[THE PROBLEM]
Arrange the records as a JSON list of strings with one string per line, leaving out blank lines. Begin at the first line of the records and stop after the line that contains "origami-wildduck-icon <box>32 779".

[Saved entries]
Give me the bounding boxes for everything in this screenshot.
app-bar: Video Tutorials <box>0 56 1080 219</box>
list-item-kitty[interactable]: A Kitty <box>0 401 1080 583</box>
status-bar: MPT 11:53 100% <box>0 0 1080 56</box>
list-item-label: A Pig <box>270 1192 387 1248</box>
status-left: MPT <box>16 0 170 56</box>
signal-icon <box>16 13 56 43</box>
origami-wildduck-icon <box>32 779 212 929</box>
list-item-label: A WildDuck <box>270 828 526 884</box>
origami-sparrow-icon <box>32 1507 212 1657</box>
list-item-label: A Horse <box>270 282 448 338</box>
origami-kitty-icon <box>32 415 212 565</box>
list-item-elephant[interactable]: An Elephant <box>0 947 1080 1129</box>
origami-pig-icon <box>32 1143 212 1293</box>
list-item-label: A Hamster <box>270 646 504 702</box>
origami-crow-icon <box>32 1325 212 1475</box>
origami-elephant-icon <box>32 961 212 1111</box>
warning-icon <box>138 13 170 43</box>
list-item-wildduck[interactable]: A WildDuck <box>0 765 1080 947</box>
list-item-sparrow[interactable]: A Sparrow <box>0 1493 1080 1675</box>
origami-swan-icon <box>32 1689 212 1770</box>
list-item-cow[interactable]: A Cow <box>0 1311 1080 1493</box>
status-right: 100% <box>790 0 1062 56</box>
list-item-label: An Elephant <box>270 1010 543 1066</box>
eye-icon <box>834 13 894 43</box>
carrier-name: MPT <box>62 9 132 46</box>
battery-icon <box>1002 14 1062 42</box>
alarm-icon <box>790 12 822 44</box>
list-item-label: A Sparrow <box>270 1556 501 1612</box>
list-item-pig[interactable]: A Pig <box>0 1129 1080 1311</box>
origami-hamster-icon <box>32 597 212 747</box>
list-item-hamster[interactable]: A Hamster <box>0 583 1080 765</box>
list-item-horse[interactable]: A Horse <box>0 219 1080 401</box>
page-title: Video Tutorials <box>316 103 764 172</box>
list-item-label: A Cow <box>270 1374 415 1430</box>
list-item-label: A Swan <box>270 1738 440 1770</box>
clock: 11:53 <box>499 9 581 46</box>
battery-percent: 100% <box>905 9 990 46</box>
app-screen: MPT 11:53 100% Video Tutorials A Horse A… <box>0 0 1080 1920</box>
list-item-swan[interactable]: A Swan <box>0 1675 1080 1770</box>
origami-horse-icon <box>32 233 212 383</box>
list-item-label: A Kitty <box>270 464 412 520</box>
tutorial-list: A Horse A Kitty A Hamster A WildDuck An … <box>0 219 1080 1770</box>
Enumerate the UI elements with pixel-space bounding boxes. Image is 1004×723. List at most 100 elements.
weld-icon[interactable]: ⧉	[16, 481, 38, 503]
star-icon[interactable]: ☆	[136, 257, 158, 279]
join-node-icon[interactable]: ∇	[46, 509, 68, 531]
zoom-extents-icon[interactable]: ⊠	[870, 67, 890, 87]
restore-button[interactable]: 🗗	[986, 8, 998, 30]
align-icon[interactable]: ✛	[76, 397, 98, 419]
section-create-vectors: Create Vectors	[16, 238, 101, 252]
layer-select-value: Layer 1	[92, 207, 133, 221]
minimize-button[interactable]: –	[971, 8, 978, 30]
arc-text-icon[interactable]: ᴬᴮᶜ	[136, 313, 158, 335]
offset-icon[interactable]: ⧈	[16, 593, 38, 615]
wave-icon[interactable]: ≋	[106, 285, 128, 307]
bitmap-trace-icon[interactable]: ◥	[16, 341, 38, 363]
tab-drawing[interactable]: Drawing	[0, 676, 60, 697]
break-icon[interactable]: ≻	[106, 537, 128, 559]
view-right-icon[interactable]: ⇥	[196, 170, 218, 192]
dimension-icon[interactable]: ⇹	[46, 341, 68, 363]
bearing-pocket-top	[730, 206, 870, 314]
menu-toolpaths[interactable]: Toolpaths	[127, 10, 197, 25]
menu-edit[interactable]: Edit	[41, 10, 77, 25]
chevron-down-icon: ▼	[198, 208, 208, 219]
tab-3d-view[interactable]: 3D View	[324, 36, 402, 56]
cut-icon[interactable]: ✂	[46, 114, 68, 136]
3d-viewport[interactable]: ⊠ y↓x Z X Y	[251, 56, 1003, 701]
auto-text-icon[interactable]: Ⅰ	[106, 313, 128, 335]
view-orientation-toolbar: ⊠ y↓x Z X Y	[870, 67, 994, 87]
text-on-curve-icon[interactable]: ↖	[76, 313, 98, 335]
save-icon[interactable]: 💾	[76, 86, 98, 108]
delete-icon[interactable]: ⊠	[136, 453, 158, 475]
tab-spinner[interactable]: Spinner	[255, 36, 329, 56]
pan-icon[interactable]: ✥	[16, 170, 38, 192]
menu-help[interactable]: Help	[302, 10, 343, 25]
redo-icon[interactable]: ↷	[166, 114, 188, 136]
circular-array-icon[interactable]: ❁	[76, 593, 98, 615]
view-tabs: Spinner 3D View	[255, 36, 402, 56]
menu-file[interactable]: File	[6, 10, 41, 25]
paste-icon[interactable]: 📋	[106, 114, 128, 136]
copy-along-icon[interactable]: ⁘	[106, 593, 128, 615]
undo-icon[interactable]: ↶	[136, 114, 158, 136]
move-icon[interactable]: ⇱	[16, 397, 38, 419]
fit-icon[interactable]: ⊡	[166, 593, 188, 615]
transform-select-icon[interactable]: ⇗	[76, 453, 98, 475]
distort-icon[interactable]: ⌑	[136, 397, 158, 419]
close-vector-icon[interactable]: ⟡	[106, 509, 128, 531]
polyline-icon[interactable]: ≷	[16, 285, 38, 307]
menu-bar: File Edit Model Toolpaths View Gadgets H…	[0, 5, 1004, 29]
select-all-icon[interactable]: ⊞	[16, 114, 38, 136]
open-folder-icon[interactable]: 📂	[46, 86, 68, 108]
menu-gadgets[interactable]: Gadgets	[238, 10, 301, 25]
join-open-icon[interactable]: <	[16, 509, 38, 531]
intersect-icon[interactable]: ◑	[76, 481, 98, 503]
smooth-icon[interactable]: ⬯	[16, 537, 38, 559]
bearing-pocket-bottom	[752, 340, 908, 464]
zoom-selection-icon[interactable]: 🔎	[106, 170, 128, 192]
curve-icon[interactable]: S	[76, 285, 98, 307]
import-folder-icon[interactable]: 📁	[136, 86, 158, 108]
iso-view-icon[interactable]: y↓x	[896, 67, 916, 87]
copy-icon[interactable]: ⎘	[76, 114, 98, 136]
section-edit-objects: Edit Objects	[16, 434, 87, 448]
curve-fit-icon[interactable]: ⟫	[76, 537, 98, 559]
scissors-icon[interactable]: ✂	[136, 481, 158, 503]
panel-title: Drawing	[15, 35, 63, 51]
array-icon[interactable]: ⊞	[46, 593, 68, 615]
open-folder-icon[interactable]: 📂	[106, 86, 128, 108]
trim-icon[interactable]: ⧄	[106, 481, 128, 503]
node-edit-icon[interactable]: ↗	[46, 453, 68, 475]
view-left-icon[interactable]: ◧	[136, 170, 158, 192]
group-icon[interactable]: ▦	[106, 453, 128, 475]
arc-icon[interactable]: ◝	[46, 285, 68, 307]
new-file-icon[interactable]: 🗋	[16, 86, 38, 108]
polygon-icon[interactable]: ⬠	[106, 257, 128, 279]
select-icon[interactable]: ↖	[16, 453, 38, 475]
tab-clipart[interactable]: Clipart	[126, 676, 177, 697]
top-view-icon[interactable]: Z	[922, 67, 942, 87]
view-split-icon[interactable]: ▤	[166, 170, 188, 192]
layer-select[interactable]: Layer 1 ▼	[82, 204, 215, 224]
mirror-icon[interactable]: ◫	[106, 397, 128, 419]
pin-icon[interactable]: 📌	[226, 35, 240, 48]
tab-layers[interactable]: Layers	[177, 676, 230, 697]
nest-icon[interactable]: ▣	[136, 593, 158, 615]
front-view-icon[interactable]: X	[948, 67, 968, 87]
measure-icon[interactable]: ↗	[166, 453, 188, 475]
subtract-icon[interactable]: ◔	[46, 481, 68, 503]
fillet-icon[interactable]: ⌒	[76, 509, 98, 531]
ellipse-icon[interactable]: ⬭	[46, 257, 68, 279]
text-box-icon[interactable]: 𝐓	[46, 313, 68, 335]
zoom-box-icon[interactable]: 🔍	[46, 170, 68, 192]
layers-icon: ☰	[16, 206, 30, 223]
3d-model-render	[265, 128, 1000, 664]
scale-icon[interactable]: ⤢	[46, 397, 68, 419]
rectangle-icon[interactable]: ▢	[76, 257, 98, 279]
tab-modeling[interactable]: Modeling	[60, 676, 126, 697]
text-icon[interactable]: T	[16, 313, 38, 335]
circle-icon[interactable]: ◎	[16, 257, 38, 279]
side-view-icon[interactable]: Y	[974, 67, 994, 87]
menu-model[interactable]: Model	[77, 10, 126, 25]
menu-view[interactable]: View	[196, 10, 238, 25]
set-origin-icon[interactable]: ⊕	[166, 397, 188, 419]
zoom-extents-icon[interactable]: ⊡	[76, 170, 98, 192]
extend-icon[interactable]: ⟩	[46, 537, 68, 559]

[RESPONSE TO THIS TASK]
[
  "Give me the bounding boxes for everything in this screenshot.",
  "app-bar: Video Tutorials <box>0 56 1080 219</box>",
  "list-item-kitty[interactable]: A Kitty <box>0 401 1080 583</box>",
  "status-bar: MPT 11:53 100% <box>0 0 1080 56</box>",
  "list-item-label: A Pig <box>270 1192 387 1248</box>",
  "status-left: MPT <box>16 0 170 56</box>",
  "signal-icon <box>16 13 56 43</box>",
  "origami-wildduck-icon <box>32 779 212 929</box>"
]